:: SET EXERCISE ::
Transcribe the records that follow in their entirety, omitting any pictures.
--- BEGIN ---
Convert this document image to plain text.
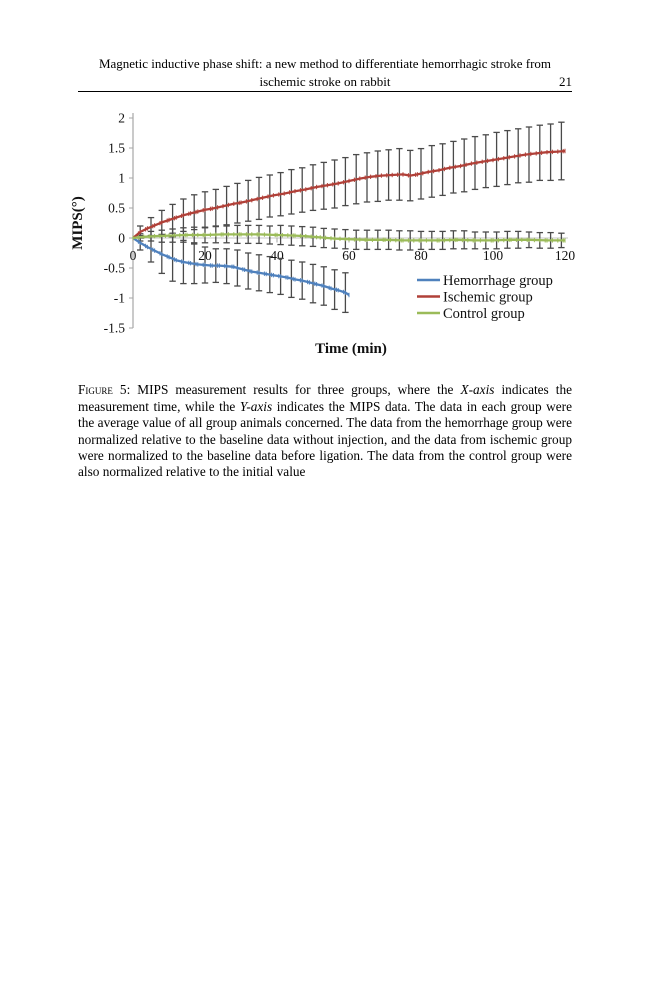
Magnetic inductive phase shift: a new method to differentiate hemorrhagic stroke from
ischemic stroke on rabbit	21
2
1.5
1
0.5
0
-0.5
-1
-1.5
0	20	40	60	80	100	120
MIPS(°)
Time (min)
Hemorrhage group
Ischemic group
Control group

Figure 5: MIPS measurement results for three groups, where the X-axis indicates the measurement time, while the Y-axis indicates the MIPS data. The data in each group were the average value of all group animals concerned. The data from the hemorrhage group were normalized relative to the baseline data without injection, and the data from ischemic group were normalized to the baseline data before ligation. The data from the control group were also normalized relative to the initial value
--- END ---
:: FINAL RESULT ::
Convert this document image to plain text.
Magnetic inductive phase shift: a new method to differentiate hemorrhagic stroke from
ischemic stroke on rabbit	21
2
1.5
1
0.5
0
-0.5
-1
-1.5
0	20	40	60	80	100	120
MIPS(°)
Time (min)
Hemorrhage group
Ischemic group
Control group

Figure 5: MIPS measurement results for three groups, where the X-axis indicates the measurement time, while the Y-axis indicates the MIPS data. The data in each group were the average value of all group animals concerned. The data from the hemorrhage group were normalized relative to the baseline data without injection, and the data from ischemic group were normalized to the baseline data before ligation. The data from the control group were also normalized relative to the initial value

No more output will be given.